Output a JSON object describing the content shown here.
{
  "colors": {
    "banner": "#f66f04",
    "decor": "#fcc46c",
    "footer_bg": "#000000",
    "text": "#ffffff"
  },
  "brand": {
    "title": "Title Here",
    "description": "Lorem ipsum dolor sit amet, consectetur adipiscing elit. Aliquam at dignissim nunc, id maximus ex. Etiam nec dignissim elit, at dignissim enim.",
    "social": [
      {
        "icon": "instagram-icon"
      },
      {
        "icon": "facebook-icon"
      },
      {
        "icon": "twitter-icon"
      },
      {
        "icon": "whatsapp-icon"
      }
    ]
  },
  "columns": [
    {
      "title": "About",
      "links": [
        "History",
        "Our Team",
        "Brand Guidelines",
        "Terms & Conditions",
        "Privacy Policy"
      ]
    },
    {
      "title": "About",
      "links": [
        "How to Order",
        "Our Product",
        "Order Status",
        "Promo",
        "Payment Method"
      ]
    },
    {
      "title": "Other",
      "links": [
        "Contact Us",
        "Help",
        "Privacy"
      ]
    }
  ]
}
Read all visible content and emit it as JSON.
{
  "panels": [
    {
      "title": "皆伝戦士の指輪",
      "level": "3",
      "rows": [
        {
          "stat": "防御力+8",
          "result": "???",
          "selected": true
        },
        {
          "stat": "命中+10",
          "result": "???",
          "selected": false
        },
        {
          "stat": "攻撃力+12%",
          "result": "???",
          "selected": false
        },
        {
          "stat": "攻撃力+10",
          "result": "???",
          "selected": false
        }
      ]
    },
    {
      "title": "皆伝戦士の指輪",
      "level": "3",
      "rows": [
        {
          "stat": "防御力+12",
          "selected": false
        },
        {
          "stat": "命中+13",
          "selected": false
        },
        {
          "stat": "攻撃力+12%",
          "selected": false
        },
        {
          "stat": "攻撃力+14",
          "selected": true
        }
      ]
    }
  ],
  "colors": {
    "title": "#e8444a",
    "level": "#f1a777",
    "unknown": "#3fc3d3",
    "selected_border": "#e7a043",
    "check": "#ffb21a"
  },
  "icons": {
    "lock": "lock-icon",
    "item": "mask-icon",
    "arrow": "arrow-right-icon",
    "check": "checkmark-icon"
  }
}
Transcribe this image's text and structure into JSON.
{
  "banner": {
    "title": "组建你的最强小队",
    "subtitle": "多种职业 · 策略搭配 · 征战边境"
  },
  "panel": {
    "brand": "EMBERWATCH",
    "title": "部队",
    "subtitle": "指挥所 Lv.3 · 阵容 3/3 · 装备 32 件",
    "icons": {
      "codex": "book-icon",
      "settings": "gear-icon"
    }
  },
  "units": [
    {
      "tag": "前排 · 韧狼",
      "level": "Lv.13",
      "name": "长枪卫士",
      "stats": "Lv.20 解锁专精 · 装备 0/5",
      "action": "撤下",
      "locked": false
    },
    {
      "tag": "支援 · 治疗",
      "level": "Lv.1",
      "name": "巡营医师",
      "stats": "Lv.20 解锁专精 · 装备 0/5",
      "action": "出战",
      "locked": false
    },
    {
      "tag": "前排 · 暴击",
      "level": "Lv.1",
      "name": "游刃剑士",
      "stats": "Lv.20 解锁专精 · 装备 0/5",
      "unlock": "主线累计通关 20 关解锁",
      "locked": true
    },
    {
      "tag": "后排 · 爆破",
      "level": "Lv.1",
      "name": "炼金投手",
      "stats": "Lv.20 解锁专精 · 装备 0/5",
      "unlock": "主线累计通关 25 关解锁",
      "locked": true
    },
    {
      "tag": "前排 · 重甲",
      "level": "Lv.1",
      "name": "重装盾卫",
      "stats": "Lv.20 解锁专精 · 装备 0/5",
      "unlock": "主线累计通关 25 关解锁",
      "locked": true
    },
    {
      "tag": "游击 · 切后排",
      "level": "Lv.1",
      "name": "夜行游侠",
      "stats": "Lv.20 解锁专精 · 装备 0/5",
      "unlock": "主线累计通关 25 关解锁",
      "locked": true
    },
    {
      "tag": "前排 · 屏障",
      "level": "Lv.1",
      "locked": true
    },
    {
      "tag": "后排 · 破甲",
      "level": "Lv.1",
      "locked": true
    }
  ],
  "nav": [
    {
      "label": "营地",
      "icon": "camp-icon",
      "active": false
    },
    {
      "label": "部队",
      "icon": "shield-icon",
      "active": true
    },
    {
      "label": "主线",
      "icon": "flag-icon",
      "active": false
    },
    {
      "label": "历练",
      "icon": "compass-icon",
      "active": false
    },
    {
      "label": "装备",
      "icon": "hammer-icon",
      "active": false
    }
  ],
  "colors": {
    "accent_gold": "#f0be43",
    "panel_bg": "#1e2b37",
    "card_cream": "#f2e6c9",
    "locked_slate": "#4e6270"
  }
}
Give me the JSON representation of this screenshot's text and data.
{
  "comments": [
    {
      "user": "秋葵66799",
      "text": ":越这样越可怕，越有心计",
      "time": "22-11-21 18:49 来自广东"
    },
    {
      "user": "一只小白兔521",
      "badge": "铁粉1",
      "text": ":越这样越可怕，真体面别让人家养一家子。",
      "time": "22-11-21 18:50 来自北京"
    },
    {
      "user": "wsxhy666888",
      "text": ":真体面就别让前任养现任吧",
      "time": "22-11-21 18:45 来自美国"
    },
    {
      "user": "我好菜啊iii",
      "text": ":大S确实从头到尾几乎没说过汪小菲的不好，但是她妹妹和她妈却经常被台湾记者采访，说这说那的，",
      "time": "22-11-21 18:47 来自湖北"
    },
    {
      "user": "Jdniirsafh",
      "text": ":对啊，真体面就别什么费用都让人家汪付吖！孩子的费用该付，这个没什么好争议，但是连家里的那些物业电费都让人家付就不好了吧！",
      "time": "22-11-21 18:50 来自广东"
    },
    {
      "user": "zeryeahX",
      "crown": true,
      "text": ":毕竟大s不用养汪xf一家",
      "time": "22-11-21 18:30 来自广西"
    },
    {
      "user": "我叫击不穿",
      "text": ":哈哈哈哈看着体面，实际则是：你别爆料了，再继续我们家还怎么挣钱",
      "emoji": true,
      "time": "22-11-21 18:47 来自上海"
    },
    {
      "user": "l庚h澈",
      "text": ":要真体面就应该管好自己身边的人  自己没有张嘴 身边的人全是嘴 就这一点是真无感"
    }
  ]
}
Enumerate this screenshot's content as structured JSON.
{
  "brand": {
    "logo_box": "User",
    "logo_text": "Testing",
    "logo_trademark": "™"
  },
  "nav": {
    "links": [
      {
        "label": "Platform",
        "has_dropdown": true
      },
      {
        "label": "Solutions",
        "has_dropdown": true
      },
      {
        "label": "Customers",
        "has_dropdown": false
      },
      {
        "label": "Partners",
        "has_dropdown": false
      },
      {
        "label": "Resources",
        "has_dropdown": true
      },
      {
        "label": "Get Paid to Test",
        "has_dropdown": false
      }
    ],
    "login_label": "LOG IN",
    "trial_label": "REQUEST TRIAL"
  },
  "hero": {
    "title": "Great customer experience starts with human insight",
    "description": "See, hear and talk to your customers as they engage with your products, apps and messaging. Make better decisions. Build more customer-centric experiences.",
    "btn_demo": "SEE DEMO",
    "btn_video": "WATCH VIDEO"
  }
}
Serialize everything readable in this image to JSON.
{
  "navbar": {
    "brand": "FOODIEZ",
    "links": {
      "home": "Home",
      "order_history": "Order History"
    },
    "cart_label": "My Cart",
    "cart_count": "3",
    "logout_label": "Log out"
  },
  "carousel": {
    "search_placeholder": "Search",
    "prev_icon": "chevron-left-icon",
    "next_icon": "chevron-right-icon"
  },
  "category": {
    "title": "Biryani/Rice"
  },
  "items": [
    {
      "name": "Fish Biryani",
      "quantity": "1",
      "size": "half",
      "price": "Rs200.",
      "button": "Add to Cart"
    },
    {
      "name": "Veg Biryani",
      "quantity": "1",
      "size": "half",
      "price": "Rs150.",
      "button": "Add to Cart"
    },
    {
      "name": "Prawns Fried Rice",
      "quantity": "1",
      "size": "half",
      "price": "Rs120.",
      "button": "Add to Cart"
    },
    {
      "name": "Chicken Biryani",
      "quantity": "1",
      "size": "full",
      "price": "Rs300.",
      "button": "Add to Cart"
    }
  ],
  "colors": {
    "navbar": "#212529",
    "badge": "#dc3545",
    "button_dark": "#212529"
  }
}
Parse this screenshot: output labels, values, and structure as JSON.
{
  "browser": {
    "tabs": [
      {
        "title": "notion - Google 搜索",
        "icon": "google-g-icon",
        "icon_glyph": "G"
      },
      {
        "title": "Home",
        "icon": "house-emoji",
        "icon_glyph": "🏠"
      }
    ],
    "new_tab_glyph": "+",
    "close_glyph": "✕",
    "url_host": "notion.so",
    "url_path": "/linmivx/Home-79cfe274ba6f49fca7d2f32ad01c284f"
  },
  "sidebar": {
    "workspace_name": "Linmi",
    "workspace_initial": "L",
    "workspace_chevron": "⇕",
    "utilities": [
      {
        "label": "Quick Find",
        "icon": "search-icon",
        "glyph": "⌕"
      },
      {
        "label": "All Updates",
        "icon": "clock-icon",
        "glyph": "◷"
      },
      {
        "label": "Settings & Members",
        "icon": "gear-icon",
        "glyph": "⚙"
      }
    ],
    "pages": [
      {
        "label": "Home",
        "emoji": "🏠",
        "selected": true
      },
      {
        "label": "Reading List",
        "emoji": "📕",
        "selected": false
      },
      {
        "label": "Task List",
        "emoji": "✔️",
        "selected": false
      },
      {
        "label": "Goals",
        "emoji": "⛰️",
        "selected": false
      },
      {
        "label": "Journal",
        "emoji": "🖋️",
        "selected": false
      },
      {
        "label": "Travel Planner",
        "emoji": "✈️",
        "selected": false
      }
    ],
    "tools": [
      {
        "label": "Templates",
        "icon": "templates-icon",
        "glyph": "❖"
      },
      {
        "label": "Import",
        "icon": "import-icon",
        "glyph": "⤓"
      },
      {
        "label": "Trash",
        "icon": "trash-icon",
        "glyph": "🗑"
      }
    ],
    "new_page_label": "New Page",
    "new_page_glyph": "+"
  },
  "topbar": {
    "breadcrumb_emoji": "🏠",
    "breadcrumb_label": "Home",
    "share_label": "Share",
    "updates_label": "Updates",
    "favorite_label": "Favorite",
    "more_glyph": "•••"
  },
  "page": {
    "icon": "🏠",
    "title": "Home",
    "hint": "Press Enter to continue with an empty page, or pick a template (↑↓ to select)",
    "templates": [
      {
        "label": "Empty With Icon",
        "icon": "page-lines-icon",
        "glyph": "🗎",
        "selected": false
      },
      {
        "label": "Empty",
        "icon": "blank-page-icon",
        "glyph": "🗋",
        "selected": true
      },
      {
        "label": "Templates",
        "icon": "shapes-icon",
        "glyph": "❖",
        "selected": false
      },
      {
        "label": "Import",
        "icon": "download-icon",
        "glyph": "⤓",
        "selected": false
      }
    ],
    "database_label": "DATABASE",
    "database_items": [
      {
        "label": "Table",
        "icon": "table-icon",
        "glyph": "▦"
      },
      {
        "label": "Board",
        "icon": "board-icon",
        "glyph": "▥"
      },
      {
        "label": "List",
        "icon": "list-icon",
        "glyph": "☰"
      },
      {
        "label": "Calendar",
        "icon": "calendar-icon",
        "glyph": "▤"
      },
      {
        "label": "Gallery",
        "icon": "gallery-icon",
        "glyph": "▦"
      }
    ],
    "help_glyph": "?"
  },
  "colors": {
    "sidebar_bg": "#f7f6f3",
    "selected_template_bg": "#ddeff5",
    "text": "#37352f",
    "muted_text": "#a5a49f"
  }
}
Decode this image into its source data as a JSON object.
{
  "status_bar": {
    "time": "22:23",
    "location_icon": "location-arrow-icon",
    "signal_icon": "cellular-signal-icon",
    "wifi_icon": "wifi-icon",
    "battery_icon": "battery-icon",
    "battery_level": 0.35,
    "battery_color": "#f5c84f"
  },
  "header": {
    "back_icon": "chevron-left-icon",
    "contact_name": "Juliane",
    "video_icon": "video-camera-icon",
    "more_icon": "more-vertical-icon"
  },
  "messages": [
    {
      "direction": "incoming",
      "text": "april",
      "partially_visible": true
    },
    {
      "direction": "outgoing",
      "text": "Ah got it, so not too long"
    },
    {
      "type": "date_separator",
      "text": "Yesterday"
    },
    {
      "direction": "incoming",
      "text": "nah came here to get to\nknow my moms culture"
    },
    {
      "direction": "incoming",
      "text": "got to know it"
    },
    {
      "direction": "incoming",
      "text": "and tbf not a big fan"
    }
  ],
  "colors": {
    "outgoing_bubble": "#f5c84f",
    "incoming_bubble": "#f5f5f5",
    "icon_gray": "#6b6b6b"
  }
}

Exercise instructions: Only lines with the word "this" should be collected from the material.

Correct output:
Transcribe this image's text and structure into JSON.
Give me the JSON representation of this screenshot's text and data.
Enumerate this screenshot's content as structured JSON.
Serialize everything readable in this image to JSON.
Parse this screenshot: output labels, values, and structure as JSON.
Decode this image into its source data as a JSON object.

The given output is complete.